**What to do:** Make an exact copy of all the entries, but do not reproduce the pictures.

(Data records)
——————

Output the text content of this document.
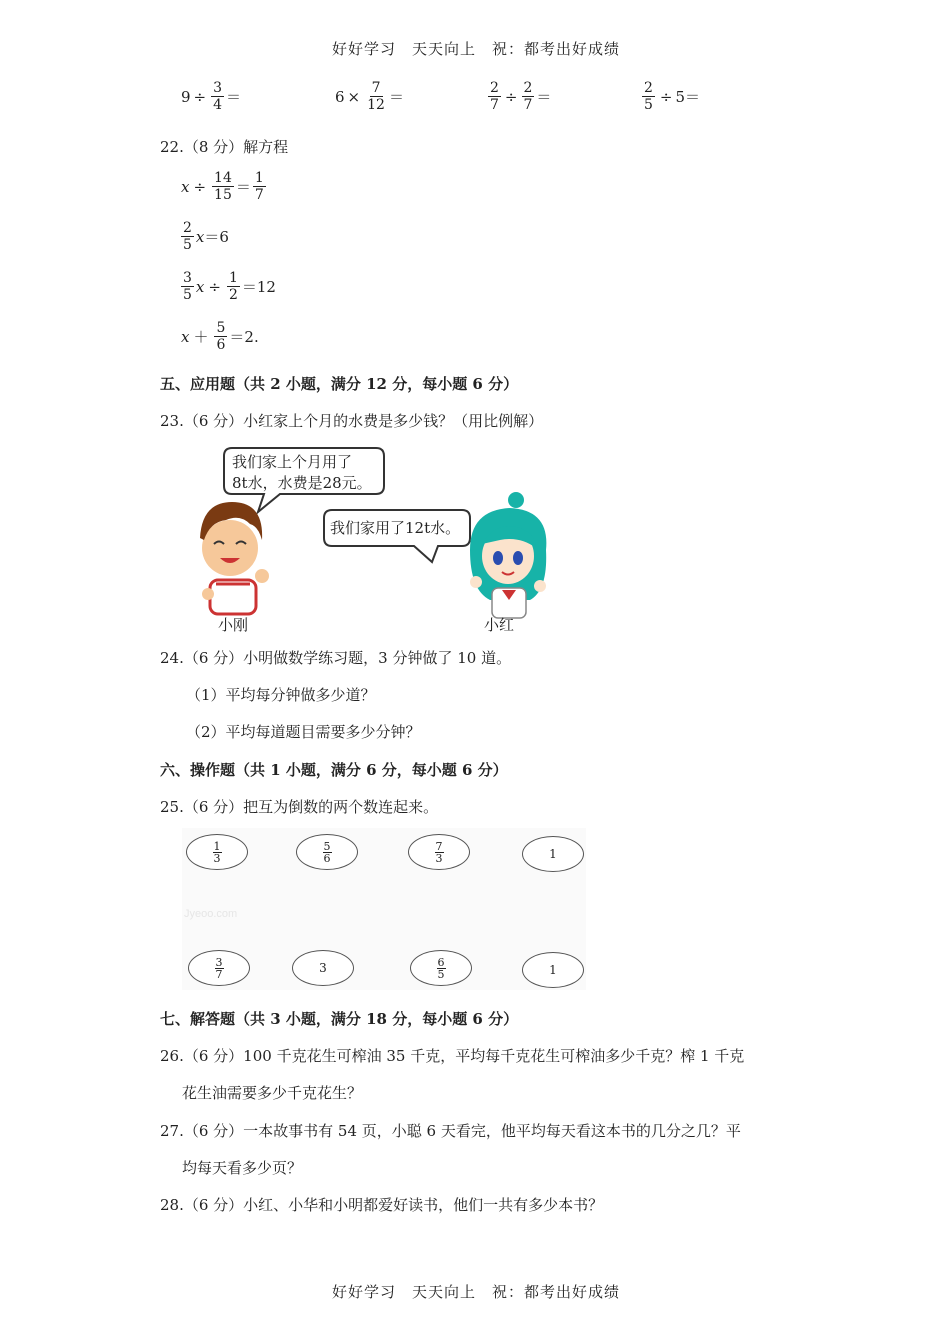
好好学习　天天向上　祝：都考出好成绩
$9 \div \frac{3}{4}$ ＝	$6 \times \frac{7}{12}$ ＝	$\frac{2}{7} \div \frac{2}{7}$ ＝	$\frac{2}{5} \div 5$ ＝
22.（8 分）解方程
$x \div \frac{14}{15} = \frac{1}{7}$
$\frac{2}{5}$ x ＝6
$\frac{3}{5}$ $x \div \frac{1}{2} =12$
$x + \frac{5}{6} =2$.
五、应用题（共 2 小题，满分 12 分，每小题 6 分）
23.（6 分）小红家上个月的水费是多少钱？（用比例解）
我们家上个月用了
8t水，水费是28元。
我们家用了12t水。
小刚	小红
24.（6 分）小明做数学练习题，3 分钟做了 10 道。
（1）平均每分钟做多少道？
（2）平均每道题目需要多少分钟？
六、操作题（共 1 小题，满分 6 分，每小题 6 分）
25.（6 分）把互为倒数的两个数连起来。
Jyeoo.com
$\frac{1}{3}$	$\frac{5}{6}$	$\frac{7}{3}$	1
$\frac{3}{7}$	3	$\frac{6}{5}$	1
七、解答题（共 3 小题，满分 18 分，每小题 6 分）
26.（6 分）100 千克花生可榨油 35 千克，平均每千克花生可榨油多少千克？榨 1 千克
花生油需要多少千克花生？
27.（6 分）一本故事书有 54 页，小聪 6 天看完，他平均每天看这本书的几分之几？平
均每天看多少页？
28.（6 分）小红、小华和小明都爱好读书，他们一共有多少本书？
好好学习　天天向上　祝：都考出好成绩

——————

**The reply:**
Output the text content of this document.
好好学习　天天向上　祝：都考出好成绩
$9 \div \frac{3}{4}$ ＝	$6 \times \frac{7}{12}$ ＝	$\frac{2}{7} \div \frac{2}{7}$ ＝	$\frac{2}{5} \div 5$ ＝
22.（8 分）解方程
$x \div \frac{14}{15} = \frac{1}{7}$
$\frac{2}{5}$ x ＝6
$\frac{3}{5}$ $x \div \frac{1}{2} =12$
$x + \frac{5}{6} =2$.
五、应用题（共 2 小题，满分 12 分，每小题 6 分）
23.（6 分）小红家上个月的水费是多少钱？（用比例解）
我们家上个月用了
8t水，水费是28元。
我们家用了12t水。
小刚	小红
24.（6 分）小明做数学练习题，3 分钟做了 10 道。
（1）平均每分钟做多少道？
（2）平均每道题目需要多少分钟？
六、操作题（共 1 小题，满分 6 分，每小题 6 分）
25.（6 分）把互为倒数的两个数连起来。
Jyeoo.com
$\frac{1}{3}$	$\frac{5}{6}$	$\frac{7}{3}$	1
$\frac{3}{7}$	3	$\frac{6}{5}$	1
七、解答题（共 3 小题，满分 18 分，每小题 6 分）
26.（6 分）100 千克花生可榨油 35 千克，平均每千克花生可榨油多少千克？榨 1 千克
花生油需要多少千克花生？
27.（6 分）一本故事书有 54 页，小聪 6 天看完，他平均每天看这本书的几分之几？平
均每天看多少页？
28.（6 分）小红、小华和小明都爱好读书，他们一共有多少本书？
好好学习　天天向上　祝：都考出好成绩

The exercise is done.